[BEGIN RECORD EXCERPTS]

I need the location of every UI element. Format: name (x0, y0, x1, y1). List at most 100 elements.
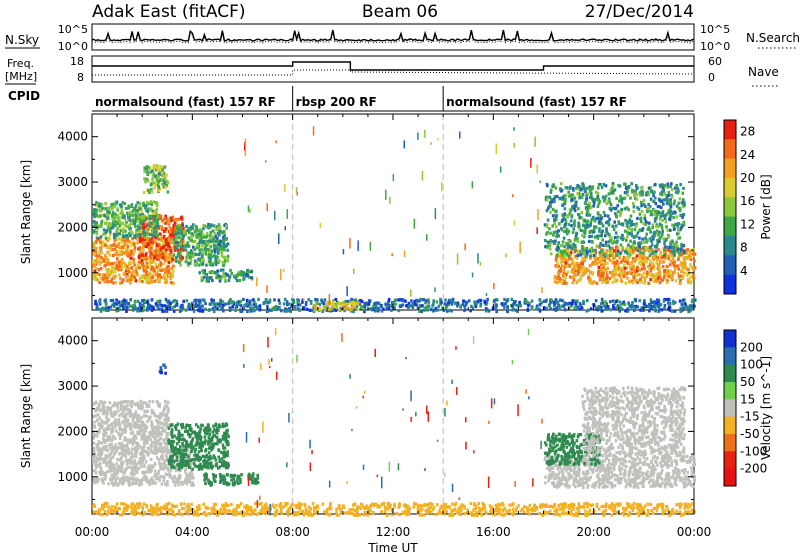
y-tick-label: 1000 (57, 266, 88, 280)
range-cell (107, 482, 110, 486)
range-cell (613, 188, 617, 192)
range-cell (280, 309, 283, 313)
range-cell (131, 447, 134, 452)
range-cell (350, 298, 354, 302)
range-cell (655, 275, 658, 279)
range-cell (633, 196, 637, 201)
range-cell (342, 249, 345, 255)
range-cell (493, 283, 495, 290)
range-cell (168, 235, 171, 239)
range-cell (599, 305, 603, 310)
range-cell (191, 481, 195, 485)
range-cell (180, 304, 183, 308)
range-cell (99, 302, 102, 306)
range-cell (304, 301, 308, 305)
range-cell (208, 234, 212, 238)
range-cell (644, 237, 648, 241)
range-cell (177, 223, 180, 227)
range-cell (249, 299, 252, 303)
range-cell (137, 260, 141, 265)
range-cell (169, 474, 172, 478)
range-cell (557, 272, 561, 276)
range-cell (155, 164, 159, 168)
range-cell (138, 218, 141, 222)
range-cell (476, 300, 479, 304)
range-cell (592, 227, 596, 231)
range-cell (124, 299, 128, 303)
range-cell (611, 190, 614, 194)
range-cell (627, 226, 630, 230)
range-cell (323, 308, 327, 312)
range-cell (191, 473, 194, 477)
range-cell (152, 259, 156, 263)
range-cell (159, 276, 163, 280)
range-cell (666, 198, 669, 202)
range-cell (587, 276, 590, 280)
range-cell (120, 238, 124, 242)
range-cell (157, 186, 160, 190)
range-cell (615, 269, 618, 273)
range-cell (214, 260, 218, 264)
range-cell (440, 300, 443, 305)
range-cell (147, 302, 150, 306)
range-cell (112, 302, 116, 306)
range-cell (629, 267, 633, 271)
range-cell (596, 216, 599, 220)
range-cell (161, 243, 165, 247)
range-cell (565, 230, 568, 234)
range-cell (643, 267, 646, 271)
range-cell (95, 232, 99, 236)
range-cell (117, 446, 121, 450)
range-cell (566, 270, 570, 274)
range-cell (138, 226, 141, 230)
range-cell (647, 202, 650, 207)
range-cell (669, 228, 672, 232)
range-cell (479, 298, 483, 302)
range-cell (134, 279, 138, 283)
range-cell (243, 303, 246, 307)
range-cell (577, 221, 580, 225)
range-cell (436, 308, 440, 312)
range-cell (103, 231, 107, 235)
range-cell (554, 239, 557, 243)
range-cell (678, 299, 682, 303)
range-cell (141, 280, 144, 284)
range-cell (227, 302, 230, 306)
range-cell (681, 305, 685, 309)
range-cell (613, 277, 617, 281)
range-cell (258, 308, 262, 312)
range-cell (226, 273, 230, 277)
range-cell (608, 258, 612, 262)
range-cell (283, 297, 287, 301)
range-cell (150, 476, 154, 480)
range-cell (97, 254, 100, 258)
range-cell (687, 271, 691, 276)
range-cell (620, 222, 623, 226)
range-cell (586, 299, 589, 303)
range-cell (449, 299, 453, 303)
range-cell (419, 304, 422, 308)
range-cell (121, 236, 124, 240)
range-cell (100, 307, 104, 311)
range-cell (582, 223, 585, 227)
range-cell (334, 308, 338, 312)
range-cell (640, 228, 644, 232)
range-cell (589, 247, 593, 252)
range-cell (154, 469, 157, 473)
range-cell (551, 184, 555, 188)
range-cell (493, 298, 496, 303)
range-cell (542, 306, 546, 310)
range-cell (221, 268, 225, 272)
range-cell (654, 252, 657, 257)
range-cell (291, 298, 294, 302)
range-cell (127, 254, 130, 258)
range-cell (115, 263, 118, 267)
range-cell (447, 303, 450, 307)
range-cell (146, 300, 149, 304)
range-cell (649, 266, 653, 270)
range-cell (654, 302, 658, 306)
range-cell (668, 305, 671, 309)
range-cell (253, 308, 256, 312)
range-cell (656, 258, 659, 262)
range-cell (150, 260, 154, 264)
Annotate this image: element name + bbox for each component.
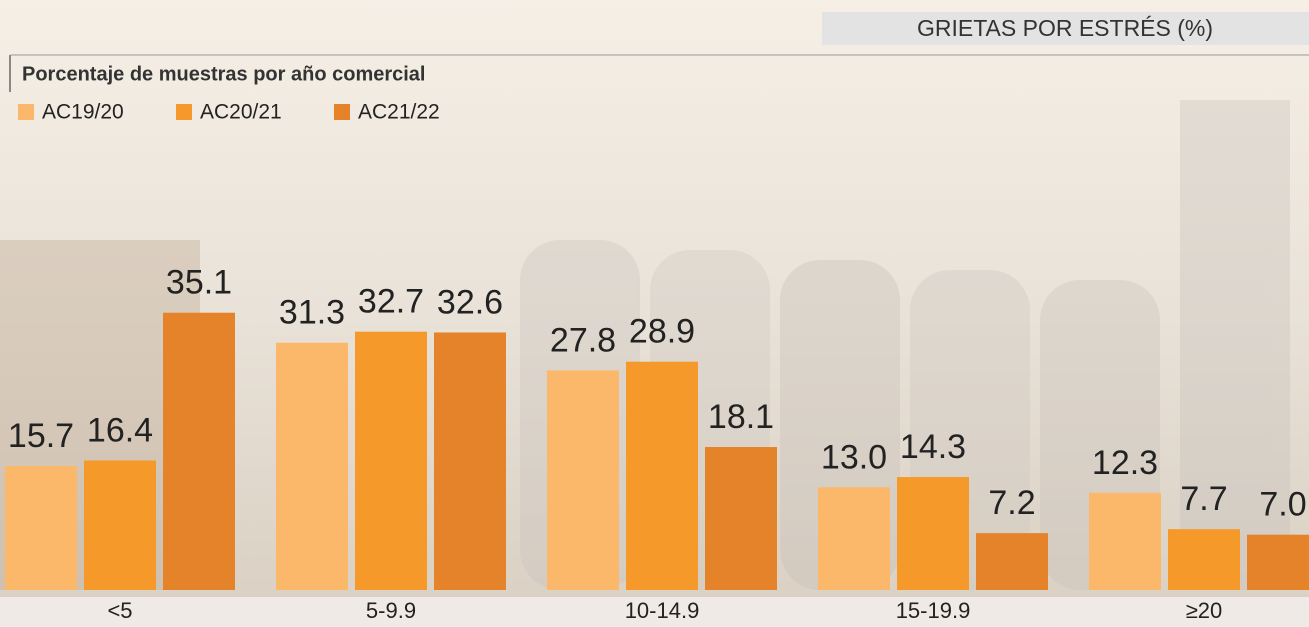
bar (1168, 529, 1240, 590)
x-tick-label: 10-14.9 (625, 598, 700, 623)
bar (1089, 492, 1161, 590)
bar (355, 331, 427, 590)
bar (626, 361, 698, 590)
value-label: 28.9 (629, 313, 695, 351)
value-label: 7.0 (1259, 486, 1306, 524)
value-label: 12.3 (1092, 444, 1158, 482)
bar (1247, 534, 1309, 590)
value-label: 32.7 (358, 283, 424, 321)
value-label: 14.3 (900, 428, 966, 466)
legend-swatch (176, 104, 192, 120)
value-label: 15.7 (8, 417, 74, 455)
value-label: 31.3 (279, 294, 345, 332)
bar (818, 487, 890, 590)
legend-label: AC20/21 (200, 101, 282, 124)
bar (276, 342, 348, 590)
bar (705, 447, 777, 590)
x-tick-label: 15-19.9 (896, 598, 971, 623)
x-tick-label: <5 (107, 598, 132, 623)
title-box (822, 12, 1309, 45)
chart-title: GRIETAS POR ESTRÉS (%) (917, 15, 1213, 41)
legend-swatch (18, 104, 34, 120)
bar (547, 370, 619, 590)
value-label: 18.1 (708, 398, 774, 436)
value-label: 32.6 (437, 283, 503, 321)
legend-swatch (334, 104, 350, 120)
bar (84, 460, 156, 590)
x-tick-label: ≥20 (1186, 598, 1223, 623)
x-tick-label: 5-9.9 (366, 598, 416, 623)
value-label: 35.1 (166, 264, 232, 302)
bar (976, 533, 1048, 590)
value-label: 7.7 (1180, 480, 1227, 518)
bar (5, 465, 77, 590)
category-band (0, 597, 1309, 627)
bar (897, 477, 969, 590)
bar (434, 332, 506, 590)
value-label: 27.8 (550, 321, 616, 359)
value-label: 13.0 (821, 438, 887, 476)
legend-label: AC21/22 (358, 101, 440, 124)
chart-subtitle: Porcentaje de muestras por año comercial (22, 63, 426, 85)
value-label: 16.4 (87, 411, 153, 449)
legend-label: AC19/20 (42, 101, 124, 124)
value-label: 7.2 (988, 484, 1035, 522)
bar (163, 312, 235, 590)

[END RECORD EXCERPTS]
[BEGIN RECORD EXCERPTS]

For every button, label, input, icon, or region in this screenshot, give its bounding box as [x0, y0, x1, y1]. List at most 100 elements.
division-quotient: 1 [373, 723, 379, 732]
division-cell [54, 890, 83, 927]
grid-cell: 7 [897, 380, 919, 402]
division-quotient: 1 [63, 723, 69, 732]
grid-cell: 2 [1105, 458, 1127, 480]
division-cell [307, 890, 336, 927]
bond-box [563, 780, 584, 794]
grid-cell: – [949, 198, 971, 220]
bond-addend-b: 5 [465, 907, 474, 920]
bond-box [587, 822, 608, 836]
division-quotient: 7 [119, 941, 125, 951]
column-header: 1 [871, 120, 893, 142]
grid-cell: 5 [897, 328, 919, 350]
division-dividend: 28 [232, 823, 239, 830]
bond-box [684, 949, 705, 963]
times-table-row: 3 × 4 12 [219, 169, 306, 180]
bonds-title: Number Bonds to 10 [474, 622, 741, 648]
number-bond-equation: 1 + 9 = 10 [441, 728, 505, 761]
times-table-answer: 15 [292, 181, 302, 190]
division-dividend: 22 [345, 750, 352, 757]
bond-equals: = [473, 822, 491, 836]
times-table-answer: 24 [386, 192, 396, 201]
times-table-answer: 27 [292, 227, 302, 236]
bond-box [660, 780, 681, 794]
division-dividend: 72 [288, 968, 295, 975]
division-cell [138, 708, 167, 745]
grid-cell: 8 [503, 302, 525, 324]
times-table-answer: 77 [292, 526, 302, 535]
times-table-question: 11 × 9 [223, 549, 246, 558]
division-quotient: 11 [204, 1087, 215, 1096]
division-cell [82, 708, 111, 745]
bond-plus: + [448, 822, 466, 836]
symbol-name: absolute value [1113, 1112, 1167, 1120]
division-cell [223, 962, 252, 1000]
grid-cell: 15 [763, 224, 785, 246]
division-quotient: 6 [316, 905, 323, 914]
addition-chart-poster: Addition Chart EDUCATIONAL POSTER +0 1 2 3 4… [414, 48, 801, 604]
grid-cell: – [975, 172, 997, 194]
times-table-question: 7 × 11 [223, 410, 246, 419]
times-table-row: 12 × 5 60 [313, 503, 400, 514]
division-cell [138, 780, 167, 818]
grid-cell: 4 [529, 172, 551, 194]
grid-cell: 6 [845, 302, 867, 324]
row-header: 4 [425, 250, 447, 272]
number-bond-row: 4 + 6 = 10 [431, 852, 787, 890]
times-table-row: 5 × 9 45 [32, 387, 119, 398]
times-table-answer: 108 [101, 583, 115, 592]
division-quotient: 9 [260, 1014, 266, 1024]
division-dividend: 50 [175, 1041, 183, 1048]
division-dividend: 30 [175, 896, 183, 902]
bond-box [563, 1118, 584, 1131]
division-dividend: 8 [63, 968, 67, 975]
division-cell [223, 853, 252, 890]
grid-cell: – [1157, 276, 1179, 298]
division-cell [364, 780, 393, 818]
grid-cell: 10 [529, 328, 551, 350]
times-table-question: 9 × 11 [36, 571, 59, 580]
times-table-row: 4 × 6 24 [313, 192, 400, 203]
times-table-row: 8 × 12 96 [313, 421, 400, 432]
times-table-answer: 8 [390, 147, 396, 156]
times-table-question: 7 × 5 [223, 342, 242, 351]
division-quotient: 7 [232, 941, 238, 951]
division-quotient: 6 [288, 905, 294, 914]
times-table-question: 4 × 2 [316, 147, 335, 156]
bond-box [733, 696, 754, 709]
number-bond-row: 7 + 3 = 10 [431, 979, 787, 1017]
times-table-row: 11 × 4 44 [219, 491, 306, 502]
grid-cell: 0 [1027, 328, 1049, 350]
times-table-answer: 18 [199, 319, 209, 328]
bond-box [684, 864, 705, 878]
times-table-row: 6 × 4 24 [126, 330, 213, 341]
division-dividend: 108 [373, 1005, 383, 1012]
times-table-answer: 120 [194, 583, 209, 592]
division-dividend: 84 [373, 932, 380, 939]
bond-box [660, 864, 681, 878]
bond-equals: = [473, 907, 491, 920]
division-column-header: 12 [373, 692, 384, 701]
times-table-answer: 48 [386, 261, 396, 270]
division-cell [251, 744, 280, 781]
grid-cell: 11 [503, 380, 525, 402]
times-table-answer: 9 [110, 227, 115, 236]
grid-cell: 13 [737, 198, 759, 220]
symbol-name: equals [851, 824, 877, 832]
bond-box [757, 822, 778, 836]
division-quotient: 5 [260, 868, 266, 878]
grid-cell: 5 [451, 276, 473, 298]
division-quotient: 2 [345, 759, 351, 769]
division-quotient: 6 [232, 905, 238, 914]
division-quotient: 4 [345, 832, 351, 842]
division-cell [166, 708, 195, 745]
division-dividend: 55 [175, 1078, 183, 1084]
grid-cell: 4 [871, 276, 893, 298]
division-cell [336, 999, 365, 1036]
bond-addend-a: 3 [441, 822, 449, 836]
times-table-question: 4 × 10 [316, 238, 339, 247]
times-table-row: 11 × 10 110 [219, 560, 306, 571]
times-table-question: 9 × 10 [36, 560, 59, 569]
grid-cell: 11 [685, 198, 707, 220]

[END RECORD EXCERPTS]

**TASK DIRECTIONS**
In the items from the line containing "bar (1168, 529, 1240, 590)" through the line containing "value-label: 32.6 (437, 283, 503, 321)", rename "value-label" to "data-label" and leave everything else unchanged. Return only those lines.

**COMPLETED EXERCISE**
bar (1168, 529, 1240, 590)
x-tick-label: 10-14.9 (625, 598, 700, 623)
bar (1089, 492, 1161, 590)
bar (355, 331, 427, 590)
bar (626, 361, 698, 590)
data-label: 28.9 (629, 313, 695, 351)
data-label: 7.0 (1259, 486, 1306, 524)
data-label: 12.3 (1092, 444, 1158, 482)
bar (1247, 534, 1309, 590)
data-label: 32.7 (358, 283, 424, 321)
data-label: 14.3 (900, 428, 966, 466)
legend-swatch (176, 104, 192, 120)
data-label: 15.7 (8, 417, 74, 455)
data-label: 31.3 (279, 294, 345, 332)
bar (818, 487, 890, 590)
legend-label: AC20/21 (200, 101, 282, 124)
bar (276, 342, 348, 590)
bar (705, 447, 777, 590)
x-tick-label: 15-19.9 (896, 598, 971, 623)
x-tick-label: <5 (107, 598, 132, 623)
title-box (822, 12, 1309, 45)
chart-title: GRIETAS POR ESTRÉS (%) (917, 15, 1213, 41)
legend-swatch (18, 104, 34, 120)
bar (547, 370, 619, 590)
data-label: 18.1 (708, 398, 774, 436)
data-label: 32.6 (437, 283, 503, 321)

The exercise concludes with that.